• [Problem requirements]
Pick out each line of the records that includes the string "JSON", and copy it.

Data entries for graphics
(begin)

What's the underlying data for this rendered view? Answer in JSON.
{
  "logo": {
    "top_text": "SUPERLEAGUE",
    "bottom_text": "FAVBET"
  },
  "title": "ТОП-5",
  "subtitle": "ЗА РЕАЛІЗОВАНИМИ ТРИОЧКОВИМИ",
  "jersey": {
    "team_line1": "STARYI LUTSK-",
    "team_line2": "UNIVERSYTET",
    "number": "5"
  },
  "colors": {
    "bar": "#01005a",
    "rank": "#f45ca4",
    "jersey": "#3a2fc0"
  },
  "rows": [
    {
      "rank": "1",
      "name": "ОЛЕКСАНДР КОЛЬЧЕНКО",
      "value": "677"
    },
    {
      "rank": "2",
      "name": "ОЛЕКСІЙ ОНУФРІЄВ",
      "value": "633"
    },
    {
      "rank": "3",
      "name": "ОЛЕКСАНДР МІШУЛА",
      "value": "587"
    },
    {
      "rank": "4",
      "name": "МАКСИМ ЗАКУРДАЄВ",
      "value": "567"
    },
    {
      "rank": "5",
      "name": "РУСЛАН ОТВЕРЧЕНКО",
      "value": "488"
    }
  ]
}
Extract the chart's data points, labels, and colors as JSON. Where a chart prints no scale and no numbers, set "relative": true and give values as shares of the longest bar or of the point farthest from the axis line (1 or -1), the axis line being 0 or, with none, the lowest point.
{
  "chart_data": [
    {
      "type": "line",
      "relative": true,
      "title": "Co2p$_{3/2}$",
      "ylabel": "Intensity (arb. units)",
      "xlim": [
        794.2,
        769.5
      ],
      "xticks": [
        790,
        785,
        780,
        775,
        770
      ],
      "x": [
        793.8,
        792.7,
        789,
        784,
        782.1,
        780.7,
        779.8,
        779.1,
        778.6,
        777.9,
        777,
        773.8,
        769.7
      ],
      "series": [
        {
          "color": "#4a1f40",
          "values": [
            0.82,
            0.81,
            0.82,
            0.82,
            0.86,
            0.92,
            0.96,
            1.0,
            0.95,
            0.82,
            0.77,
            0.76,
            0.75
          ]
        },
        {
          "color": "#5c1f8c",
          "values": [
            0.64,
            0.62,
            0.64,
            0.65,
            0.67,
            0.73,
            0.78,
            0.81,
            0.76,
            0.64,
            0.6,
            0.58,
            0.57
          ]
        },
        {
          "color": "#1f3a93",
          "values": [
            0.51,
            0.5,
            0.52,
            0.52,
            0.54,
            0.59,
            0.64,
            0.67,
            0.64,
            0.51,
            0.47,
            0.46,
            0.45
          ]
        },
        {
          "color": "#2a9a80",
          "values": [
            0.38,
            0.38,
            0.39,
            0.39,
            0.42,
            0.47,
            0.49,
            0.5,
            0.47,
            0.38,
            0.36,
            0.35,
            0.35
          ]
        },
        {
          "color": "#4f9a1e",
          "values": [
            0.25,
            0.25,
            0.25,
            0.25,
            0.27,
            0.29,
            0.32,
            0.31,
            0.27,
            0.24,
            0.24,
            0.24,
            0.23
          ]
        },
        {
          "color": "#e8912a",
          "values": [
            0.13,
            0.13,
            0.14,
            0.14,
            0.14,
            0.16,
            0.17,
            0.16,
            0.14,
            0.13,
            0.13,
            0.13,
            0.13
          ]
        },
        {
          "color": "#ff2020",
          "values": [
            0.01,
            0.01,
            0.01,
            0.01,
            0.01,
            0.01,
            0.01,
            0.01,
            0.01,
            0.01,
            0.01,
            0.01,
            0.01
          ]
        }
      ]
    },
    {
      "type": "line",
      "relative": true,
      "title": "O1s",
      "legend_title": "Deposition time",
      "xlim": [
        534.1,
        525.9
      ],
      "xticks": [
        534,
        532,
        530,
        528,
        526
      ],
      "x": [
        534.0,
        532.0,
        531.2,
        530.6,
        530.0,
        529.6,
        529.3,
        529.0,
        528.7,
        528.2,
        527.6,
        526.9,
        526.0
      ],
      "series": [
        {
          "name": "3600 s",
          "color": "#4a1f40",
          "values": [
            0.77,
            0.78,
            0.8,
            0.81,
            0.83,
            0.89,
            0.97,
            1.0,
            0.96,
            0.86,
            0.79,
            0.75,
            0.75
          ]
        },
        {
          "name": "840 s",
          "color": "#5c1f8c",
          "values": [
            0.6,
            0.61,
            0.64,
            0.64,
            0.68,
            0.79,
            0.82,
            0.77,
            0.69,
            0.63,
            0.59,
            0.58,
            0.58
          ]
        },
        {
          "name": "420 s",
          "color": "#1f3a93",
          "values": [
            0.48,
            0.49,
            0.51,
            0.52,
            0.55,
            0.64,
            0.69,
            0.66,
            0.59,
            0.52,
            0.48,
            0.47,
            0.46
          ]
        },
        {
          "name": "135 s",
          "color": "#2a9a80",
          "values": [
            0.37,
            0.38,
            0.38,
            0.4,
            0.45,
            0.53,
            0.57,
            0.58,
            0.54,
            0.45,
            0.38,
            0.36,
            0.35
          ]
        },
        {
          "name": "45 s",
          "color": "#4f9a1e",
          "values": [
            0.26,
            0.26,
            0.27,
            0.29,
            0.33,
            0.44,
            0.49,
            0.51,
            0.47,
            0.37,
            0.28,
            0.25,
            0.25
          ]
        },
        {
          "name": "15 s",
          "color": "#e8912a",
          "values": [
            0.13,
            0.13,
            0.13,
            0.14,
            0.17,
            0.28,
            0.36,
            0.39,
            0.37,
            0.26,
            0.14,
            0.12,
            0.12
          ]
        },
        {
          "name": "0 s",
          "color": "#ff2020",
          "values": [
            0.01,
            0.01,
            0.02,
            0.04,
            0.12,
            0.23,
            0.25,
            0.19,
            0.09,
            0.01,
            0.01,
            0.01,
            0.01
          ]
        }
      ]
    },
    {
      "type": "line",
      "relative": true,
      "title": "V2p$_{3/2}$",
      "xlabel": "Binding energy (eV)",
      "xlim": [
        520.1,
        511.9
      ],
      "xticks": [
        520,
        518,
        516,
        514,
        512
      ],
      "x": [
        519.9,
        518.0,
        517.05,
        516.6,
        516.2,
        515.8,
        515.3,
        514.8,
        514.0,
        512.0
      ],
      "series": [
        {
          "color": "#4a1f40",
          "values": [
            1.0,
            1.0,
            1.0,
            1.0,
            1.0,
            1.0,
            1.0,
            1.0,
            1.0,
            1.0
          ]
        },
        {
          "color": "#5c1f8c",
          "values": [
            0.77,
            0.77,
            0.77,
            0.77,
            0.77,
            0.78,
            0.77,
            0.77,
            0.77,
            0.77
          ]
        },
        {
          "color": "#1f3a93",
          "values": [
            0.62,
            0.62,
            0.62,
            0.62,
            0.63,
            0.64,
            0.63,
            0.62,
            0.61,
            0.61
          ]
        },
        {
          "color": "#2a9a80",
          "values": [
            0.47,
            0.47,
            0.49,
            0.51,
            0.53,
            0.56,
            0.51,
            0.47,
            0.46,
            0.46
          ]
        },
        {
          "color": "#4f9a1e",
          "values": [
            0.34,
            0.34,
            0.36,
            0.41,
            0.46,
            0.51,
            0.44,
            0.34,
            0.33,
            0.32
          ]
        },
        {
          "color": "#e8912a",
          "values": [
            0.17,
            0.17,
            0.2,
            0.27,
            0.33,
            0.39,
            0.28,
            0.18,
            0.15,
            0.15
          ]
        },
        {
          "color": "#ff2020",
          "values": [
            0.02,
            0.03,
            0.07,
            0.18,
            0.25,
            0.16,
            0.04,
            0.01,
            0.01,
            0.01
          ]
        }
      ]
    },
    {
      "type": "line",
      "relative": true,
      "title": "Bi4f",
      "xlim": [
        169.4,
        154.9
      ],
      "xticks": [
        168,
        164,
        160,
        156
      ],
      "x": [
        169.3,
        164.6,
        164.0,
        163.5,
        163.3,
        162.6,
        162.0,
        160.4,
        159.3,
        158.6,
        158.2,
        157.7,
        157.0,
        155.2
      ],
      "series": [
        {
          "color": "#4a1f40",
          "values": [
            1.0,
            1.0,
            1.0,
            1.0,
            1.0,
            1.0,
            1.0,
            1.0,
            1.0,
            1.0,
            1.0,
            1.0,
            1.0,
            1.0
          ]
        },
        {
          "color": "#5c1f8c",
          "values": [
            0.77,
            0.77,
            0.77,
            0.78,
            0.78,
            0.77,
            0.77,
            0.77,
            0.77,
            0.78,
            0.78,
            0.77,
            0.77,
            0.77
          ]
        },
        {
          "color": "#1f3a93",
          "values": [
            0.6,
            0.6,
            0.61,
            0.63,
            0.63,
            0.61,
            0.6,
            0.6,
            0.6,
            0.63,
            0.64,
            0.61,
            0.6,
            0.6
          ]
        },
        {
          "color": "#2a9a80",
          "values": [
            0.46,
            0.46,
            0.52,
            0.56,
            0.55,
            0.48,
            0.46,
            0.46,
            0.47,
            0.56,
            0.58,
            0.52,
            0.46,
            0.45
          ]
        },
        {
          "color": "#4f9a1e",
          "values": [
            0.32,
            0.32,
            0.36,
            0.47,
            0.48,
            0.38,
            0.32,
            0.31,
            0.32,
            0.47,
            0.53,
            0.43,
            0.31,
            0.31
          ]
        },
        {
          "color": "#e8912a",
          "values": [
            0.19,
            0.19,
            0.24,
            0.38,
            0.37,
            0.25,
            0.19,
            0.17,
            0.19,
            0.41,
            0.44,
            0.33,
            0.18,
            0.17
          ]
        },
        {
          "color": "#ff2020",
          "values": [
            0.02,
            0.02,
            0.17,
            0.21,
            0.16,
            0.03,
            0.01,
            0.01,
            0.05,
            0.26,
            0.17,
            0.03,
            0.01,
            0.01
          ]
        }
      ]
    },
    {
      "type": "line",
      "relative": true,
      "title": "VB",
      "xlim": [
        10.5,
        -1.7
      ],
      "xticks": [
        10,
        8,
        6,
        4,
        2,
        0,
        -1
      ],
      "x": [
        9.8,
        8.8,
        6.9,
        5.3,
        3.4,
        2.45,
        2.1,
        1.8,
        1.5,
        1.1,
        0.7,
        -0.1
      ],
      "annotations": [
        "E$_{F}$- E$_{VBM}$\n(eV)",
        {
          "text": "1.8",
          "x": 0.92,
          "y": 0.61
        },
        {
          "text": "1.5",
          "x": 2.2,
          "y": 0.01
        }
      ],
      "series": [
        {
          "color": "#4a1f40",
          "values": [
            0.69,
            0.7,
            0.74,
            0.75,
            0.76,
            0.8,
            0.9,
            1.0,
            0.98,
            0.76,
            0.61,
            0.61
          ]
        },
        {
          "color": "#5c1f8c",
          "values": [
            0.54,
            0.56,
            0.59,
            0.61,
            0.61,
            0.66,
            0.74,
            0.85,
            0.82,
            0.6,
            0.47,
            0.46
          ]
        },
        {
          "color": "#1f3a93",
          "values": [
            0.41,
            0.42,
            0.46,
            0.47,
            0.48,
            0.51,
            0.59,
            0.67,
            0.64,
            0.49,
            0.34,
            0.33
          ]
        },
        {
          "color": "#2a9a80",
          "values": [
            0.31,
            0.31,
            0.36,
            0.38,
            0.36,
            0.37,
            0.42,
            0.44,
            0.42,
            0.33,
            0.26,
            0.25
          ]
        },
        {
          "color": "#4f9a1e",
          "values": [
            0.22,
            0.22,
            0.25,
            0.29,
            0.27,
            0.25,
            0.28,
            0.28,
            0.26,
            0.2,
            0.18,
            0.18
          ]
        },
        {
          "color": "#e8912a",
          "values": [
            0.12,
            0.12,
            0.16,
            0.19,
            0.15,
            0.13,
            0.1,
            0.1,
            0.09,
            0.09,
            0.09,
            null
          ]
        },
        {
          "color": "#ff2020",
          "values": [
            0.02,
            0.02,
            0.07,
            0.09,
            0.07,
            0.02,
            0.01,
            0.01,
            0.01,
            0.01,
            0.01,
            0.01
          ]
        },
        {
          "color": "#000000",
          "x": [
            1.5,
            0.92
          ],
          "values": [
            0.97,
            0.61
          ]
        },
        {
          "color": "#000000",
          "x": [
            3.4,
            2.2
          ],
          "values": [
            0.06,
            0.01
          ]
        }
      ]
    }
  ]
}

(end)

• [Expected output]
What's the underlying data for this rendered view? Answer in JSON.
Extract the chart's data points, labels, and colors as JSON. Where a chart prints no scale and no numbers, set "relative": true and give values as shares of the longest bar or of the point farthest from the axis line (1 or -1), the axis line being 0 or, with none, the lowest point.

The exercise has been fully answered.